Extracted records:
::::::

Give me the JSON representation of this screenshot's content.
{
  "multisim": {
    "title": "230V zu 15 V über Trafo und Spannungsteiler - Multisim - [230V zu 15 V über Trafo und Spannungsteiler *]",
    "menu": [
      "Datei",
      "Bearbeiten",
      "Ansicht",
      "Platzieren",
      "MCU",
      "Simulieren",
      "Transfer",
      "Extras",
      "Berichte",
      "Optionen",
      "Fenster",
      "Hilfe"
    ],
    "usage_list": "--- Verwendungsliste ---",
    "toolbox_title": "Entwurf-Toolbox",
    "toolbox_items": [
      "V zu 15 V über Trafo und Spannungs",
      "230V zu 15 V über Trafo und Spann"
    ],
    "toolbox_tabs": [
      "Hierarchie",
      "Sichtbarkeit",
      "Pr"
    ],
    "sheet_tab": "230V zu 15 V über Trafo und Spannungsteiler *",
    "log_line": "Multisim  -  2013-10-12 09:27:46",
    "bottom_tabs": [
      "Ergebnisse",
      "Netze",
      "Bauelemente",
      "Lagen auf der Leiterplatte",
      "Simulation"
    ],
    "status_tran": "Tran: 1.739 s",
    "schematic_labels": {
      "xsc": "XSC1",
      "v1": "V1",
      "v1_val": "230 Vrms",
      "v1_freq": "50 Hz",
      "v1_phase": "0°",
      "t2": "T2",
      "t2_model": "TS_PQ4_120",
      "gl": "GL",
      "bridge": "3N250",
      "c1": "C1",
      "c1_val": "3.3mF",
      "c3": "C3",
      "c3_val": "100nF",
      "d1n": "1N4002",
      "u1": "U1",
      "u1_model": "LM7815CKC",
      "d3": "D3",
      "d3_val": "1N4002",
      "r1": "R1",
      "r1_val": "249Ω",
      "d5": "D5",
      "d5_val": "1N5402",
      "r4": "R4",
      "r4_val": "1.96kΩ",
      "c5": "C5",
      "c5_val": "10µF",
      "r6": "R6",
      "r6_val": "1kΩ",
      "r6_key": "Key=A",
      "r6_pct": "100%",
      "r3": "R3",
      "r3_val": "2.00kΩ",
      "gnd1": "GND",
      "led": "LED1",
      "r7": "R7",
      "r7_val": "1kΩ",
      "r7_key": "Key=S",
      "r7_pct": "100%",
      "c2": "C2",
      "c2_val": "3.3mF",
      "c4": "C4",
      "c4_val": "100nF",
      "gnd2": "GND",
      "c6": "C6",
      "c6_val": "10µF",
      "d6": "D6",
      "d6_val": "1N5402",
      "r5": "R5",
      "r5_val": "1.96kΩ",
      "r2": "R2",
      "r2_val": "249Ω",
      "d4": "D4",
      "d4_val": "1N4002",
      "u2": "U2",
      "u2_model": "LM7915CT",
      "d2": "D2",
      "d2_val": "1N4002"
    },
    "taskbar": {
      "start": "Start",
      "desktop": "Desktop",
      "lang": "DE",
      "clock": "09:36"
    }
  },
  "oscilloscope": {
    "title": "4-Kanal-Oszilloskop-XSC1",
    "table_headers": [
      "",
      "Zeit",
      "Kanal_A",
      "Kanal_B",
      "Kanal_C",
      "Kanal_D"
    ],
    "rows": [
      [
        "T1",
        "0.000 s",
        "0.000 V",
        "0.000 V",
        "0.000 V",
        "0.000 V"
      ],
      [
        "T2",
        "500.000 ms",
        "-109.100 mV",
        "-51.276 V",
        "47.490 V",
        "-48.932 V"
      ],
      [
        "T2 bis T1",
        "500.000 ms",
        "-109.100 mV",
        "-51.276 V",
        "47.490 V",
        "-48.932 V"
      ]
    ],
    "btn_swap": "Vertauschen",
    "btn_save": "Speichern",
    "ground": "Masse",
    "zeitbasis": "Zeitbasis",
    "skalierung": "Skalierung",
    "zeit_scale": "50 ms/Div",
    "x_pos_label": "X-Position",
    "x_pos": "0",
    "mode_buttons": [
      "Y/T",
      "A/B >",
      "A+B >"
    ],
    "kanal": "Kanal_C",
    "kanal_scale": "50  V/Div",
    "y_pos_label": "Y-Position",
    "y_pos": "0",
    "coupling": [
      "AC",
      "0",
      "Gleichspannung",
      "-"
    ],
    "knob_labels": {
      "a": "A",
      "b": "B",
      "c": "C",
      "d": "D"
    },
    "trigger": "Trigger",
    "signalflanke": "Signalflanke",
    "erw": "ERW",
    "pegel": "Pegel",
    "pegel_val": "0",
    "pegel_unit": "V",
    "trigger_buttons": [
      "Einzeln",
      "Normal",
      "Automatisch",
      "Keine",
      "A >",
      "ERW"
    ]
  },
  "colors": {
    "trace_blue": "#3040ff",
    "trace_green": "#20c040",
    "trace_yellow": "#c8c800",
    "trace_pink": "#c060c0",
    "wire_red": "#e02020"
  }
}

::::::

WRITTEN REQUEST | Copy each line of the data exactly, leaving nothing out.

COMPLETE OUTPUT |
Give me the JSON representation of this screenshot's content.
{
  "multisim": {
    "title": "230V zu 15 V über Trafo und Spannungsteiler - Multisim - [230V zu 15 V über Trafo und Spannungsteiler *]",
    "menu": [
      "Datei",
      "Bearbeiten",
      "Ansicht",
      "Platzieren",
      "MCU",
      "Simulieren",
      "Transfer",
      "Extras",
      "Berichte",
      "Optionen",
      "Fenster",
      "Hilfe"
    ],
    "usage_list": "--- Verwendungsliste ---",
    "toolbox_title": "Entwurf-Toolbox",
    "toolbox_items": [
      "V zu 15 V über Trafo und Spannungs",
      "230V zu 15 V über Trafo und Spann"
    ],
    "toolbox_tabs": [
      "Hierarchie",
      "Sichtbarkeit",
      "Pr"
    ],
    "sheet_tab": "230V zu 15 V über Trafo und Spannungsteiler *",
    "log_line": "Multisim  -  2013-10-12 09:27:46",
    "bottom_tabs": [
      "Ergebnisse",
      "Netze",
      "Bauelemente",
      "Lagen auf der Leiterplatte",
      "Simulation"
    ],
    "status_tran": "Tran: 1.739 s",
    "schematic_labels": {
      "xsc": "XSC1",
      "v1": "V1",
      "v1_val": "230 Vrms",
      "v1_freq": "50 Hz",
      "v1_phase": "0°",
      "t2": "T2",
      "t2_model": "TS_PQ4_120",
      "gl": "GL",
      "bridge": "3N250",
      "c1": "C1",
      "c1_val": "3.3mF",
      "c3": "C3",
      "c3_val": "100nF",
      "d1n": "1N4002",
      "u1": "U1",
      "u1_model": "LM7815CKC",
      "d3": "D3",
      "d3_val": "1N4002",
      "r1": "R1",
      "r1_val": "249Ω",
      "d5": "D5",
      "d5_val": "1N5402",
      "r4": "R4",
      "r4_val": "1.96kΩ",
      "c5": "C5",
      "c5_val": "10µF",
      "r6": "R6",
      "r6_val": "1kΩ",
      "r6_key": "Key=A",
      "r6_pct": "100%",
      "r3": "R3",
      "r3_val": "2.00kΩ",
      "gnd1": "GND",
      "led": "LED1",
      "r7": "R7",
      "r7_val": "1kΩ",
      "r7_key": "Key=S",
      "r7_pct": "100%",
      "c2": "C2",
      "c2_val": "3.3mF",
      "c4": "C4",
      "c4_val": "100nF",
      "gnd2": "GND",
      "c6": "C6",
      "c6_val": "10µF",
      "d6": "D6",
      "d6_val": "1N5402",
      "r5": "R5",
      "r5_val": "1.96kΩ",
      "r2": "R2",
      "r2_val": "249Ω",
      "d4": "D4",
      "d4_val": "1N4002",
      "u2": "U2",
      "u2_model": "LM7915CT",
      "d2": "D2",
      "d2_val": "1N4002"
    },
    "taskbar": {
      "start": "Start",
      "desktop": "Desktop",
      "lang": "DE",
      "clock": "09:36"
    }
  },
  "oscilloscope": {
    "title": "4-Kanal-Oszilloskop-XSC1",
    "table_headers": [
      "",
      "Zeit",
      "Kanal_A",
      "Kanal_B",
      "Kanal_C",
      "Kanal_D"
    ],
    "rows": [
      [
        "T1",
        "0.000 s",
        "0.000 V",
        "0.000 V",
        "0.000 V",
        "0.000 V"
      ],
      [
        "T2",
        "500.000 ms",
        "-109.100 mV",
        "-51.276 V",
        "47.490 V",
        "-48.932 V"
      ],
      [
        "T2 bis T1",
        "500.000 ms",
        "-109.100 mV",
        "-51.276 V",
        "47.490 V",
        "-48.932 V"
      ]
    ],
    "btn_swap": "Vertauschen",
    "btn_save": "Speichern",
    "ground": "Masse",
    "zeitbasis": "Zeitbasis",
    "skalierung": "Skalierung",
    "zeit_scale": "50 ms/Div",
    "x_pos_label": "X-Position",
    "x_pos": "0",
    "mode_buttons": [
      "Y/T",
      "A/B >",
      "A+B >"
    ],
    "kanal": "Kanal_C",
    "kanal_scale": "50  V/Div",
    "y_pos_label": "Y-Position",
    "y_pos": "0",
    "coupling": [
      "AC",
      "0",
      "Gleichspannung",
      "-"
    ],
    "knob_labels": {
      "a": "A",
      "b": "B",
      "c": "C",
      "d": "D"
    },
    "trigger": "Trigger",
    "signalflanke": "Signalflanke",
    "erw": "ERW",
    "pegel": "Pegel",
    "pegel_val": "0",
    "pegel_unit": "V",
    "trigger_buttons": [
      "Einzeln",
      "Normal",
      "Automatisch",
      "Keine",
      "A >",
      "ERW"
    ]
  },
  "colors": {
    "trace_blue": "#3040ff",
    "trace_green": "#20c040",
    "trace_yellow": "#c8c800",
    "trace_pink": "#c060c0",
    "wire_red": "#e02020"
  }
}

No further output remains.